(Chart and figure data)
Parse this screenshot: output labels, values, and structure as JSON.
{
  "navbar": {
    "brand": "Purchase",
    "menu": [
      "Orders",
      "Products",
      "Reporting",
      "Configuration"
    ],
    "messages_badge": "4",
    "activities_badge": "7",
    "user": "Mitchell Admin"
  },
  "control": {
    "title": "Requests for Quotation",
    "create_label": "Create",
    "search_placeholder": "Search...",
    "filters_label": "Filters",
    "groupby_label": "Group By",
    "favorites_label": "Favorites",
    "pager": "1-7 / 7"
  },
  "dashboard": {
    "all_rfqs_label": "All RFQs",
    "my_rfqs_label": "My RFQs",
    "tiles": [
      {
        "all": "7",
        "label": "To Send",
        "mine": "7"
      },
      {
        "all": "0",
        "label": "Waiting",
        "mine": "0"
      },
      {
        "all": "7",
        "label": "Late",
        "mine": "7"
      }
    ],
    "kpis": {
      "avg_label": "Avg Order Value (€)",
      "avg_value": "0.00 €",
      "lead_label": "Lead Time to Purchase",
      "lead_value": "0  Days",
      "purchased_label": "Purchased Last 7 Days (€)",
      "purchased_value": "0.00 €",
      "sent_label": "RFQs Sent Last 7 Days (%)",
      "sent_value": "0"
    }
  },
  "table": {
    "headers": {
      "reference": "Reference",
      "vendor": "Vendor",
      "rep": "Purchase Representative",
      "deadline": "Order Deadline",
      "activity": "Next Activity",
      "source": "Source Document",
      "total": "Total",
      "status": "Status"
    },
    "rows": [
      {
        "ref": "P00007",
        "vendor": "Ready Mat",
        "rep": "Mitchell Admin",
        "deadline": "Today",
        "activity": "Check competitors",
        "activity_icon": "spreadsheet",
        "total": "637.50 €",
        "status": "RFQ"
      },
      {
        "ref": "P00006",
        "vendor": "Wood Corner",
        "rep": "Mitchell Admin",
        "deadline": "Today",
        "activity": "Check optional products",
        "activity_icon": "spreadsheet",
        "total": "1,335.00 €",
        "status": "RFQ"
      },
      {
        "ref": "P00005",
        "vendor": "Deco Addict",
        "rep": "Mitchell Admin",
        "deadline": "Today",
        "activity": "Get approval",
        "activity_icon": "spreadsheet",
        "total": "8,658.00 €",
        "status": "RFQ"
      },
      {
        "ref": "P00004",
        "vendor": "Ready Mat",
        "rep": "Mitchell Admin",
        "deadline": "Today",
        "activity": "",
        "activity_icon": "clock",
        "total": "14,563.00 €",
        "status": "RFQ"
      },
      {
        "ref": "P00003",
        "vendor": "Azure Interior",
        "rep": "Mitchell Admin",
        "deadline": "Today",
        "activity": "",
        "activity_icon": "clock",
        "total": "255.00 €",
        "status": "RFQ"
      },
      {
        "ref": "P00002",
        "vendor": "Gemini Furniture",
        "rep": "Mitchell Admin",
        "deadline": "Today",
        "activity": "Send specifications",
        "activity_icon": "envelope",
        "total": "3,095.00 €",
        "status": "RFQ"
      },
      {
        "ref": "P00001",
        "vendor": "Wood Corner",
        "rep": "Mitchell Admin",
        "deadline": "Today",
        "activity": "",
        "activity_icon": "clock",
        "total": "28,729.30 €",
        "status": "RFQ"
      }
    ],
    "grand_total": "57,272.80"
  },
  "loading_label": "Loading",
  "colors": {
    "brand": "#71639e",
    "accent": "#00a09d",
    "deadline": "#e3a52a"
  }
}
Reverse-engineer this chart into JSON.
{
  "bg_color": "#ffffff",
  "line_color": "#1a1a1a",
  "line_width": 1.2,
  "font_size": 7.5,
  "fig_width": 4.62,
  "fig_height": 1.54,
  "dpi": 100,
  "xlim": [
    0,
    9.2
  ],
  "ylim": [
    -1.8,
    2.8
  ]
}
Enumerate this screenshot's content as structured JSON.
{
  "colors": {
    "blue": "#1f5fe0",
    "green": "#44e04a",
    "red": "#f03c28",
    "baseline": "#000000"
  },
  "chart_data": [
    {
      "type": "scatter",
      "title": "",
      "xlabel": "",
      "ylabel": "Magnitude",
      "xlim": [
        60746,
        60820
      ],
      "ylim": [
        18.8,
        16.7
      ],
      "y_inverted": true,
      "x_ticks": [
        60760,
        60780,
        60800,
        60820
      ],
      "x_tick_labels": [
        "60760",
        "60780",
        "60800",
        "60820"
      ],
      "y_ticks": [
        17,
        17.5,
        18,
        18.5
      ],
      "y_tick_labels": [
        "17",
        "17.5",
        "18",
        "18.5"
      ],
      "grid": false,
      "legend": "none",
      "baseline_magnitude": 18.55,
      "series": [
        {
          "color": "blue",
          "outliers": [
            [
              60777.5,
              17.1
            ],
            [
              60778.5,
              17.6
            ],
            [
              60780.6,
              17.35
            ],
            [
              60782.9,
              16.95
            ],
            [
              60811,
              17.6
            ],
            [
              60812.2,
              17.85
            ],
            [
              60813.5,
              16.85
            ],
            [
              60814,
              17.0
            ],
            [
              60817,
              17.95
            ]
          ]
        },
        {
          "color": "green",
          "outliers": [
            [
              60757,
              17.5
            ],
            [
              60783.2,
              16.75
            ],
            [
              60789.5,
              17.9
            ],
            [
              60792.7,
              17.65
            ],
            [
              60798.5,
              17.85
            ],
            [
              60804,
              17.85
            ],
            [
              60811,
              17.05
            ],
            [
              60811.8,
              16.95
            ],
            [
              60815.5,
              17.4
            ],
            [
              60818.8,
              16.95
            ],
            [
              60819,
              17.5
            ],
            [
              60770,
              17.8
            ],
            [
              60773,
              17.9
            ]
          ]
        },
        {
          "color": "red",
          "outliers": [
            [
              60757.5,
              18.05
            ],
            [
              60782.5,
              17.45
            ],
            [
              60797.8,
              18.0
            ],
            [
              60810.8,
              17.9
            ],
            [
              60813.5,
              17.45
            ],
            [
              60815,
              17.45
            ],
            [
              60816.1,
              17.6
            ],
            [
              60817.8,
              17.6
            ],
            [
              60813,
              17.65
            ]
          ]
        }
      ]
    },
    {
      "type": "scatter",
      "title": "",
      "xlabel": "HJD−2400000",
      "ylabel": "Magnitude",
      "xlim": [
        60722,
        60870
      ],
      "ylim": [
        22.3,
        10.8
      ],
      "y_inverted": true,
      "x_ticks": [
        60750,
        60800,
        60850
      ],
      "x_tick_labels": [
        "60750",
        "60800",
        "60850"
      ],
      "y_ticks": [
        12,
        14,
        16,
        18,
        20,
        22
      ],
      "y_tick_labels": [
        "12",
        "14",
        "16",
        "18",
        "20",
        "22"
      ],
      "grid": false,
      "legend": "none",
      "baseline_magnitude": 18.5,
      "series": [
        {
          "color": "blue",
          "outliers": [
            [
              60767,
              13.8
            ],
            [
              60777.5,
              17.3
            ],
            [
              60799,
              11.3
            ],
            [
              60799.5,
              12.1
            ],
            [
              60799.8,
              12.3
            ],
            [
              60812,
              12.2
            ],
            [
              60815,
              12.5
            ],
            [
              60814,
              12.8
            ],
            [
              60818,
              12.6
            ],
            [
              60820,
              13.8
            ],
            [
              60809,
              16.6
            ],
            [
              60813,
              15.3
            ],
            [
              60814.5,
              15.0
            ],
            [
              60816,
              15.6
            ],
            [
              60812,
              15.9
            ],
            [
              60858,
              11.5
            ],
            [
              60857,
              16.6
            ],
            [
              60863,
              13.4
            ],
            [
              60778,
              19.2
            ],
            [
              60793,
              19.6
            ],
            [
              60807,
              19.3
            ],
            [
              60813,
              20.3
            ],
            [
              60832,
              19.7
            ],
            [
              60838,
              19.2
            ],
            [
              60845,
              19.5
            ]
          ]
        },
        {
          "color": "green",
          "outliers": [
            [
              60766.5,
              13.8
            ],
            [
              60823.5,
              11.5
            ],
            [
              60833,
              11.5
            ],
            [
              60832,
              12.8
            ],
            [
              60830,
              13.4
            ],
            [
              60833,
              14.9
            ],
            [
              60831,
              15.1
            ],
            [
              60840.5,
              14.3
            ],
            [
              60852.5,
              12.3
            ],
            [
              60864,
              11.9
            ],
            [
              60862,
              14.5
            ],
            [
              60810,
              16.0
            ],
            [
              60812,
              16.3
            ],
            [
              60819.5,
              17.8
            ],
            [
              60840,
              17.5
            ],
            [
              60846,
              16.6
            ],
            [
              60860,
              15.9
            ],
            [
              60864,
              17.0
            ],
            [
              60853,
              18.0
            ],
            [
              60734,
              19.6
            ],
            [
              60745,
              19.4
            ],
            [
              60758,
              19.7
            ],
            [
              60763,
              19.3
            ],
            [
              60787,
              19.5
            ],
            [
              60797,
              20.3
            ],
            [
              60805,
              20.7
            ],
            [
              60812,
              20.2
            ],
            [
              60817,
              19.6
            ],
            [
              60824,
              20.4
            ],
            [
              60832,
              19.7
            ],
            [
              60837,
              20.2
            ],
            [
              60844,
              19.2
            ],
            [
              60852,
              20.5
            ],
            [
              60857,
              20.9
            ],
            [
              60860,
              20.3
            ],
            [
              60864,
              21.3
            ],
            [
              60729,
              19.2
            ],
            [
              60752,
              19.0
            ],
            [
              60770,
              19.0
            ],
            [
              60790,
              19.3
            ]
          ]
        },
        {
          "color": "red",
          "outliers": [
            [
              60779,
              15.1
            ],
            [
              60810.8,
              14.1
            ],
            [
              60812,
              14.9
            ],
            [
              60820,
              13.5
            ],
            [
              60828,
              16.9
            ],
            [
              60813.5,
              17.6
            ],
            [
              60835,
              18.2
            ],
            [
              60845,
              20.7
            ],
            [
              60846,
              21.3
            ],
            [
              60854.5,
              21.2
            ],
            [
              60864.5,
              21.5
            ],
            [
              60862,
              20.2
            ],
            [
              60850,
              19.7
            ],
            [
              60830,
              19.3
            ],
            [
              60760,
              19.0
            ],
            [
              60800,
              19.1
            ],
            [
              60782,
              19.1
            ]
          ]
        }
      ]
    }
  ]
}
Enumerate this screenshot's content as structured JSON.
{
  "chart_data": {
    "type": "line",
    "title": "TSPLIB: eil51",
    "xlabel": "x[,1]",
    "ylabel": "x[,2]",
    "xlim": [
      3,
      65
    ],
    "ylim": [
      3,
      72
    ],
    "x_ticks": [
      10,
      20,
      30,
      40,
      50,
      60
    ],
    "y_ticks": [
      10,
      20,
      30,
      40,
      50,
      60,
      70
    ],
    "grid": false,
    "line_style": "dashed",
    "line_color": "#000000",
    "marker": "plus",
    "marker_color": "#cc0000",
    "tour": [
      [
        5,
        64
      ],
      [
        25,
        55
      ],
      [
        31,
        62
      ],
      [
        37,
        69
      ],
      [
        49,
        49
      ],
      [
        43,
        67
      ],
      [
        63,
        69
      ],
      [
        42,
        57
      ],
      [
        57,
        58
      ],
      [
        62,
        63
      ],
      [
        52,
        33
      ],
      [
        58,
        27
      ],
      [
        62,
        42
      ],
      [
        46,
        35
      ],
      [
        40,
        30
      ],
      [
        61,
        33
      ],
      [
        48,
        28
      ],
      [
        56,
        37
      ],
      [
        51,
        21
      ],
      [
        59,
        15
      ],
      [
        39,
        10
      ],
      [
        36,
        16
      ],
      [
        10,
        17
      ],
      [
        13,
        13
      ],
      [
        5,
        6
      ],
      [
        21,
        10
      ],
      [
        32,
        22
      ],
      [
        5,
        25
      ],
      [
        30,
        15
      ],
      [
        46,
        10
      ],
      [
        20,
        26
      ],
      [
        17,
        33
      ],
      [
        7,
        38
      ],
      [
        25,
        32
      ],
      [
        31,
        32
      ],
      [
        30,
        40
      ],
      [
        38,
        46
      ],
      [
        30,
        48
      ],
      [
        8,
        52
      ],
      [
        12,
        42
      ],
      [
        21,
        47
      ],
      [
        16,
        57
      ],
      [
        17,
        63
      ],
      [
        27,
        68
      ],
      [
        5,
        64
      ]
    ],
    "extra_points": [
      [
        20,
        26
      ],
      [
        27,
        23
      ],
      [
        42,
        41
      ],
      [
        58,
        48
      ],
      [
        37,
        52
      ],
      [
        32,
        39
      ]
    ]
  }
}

▶ Task
Look through the data above. Each line containing the word "this" needs to be copied.

▶ The answer
Parse this screenshot: output labels, values, and structure as JSON.
Reverse-engineer this chart into JSON.
Enumerate this screenshot's content as structured JSON.
Enumerate this screenshot's content as structured JSON.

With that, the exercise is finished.